(EXERCISE):
Please copy every line of the records below that holds the word "JSON".

(DATA SECTION):
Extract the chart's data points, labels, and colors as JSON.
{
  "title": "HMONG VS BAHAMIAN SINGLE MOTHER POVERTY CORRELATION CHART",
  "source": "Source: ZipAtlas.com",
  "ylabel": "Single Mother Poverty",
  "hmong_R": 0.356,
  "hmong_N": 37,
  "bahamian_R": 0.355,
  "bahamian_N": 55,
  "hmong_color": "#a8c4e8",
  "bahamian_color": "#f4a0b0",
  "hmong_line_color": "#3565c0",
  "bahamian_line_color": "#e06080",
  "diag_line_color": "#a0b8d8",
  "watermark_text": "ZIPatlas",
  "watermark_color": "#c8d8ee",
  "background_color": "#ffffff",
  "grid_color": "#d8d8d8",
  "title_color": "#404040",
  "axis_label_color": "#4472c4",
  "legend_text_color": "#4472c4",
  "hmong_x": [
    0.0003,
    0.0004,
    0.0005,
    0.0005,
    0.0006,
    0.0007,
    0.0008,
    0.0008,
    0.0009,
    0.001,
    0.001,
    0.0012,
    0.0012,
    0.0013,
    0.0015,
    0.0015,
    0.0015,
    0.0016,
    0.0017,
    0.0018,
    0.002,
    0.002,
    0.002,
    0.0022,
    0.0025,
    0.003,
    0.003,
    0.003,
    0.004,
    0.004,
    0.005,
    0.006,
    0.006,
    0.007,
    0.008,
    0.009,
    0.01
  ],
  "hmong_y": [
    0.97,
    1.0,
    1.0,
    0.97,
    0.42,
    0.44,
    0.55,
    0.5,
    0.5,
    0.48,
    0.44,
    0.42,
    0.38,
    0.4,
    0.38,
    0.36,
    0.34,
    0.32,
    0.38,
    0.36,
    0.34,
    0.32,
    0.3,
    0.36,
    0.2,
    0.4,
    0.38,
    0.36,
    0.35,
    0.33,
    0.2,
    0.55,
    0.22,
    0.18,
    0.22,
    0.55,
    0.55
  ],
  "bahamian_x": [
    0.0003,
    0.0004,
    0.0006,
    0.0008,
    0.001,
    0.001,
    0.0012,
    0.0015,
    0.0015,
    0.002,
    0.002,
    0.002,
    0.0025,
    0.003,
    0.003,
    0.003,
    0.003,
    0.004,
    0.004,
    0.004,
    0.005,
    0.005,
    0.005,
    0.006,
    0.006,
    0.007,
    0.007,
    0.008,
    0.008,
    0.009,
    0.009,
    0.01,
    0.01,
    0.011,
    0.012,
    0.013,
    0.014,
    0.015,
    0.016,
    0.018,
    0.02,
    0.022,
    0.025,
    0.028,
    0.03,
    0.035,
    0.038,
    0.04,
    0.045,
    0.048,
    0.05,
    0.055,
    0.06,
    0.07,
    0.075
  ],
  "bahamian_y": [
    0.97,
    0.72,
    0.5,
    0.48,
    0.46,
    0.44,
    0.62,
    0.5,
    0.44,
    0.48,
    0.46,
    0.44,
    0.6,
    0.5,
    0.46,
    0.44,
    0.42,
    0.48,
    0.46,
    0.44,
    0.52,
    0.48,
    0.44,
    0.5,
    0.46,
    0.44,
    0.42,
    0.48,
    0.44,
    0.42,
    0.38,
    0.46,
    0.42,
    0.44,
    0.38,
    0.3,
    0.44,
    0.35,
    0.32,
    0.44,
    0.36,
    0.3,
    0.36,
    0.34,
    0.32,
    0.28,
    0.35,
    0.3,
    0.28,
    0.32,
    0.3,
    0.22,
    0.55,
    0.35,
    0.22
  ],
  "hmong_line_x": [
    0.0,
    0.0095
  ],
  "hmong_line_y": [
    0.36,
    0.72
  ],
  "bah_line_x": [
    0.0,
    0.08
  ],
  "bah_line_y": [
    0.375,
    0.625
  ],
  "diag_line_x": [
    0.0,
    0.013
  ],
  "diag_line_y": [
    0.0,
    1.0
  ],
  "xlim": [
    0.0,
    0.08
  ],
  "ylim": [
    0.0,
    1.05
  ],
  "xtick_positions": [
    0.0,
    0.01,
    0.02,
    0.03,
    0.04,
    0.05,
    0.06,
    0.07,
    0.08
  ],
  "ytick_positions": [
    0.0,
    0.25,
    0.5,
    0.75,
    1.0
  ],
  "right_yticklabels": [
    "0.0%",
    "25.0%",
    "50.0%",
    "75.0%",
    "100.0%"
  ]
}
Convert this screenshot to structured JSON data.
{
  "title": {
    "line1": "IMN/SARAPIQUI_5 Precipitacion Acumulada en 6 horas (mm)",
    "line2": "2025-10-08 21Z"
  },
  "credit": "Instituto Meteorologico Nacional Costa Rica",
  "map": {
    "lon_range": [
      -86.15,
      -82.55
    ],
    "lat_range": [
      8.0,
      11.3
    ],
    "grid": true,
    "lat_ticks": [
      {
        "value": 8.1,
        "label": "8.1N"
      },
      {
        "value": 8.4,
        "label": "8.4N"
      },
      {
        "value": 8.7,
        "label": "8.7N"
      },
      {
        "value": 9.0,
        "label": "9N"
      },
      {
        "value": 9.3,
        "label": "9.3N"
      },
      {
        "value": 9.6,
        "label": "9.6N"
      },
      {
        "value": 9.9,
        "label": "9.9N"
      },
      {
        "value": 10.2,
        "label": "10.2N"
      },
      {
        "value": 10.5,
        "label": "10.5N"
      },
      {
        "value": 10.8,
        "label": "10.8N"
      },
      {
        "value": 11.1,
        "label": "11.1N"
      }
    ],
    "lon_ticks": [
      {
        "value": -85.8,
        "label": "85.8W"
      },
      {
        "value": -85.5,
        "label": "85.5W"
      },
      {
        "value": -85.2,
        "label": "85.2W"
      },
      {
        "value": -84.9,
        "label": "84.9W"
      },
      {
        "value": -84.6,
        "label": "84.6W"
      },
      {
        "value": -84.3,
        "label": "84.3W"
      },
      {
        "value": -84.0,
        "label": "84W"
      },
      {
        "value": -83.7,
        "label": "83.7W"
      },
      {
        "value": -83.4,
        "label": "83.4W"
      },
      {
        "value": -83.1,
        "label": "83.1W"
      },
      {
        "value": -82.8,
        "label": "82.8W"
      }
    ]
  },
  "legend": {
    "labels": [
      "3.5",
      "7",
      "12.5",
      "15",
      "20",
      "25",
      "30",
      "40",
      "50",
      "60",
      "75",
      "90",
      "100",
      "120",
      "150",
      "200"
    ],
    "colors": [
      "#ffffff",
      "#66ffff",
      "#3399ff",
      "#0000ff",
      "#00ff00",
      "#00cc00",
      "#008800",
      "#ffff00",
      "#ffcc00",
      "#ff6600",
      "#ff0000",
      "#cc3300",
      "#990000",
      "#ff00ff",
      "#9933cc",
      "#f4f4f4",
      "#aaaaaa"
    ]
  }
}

(RESPONSE TO THIS EXERCISE):
Extract the chart's data points, labels, and colors as JSON.
Convert this screenshot to structured JSON data.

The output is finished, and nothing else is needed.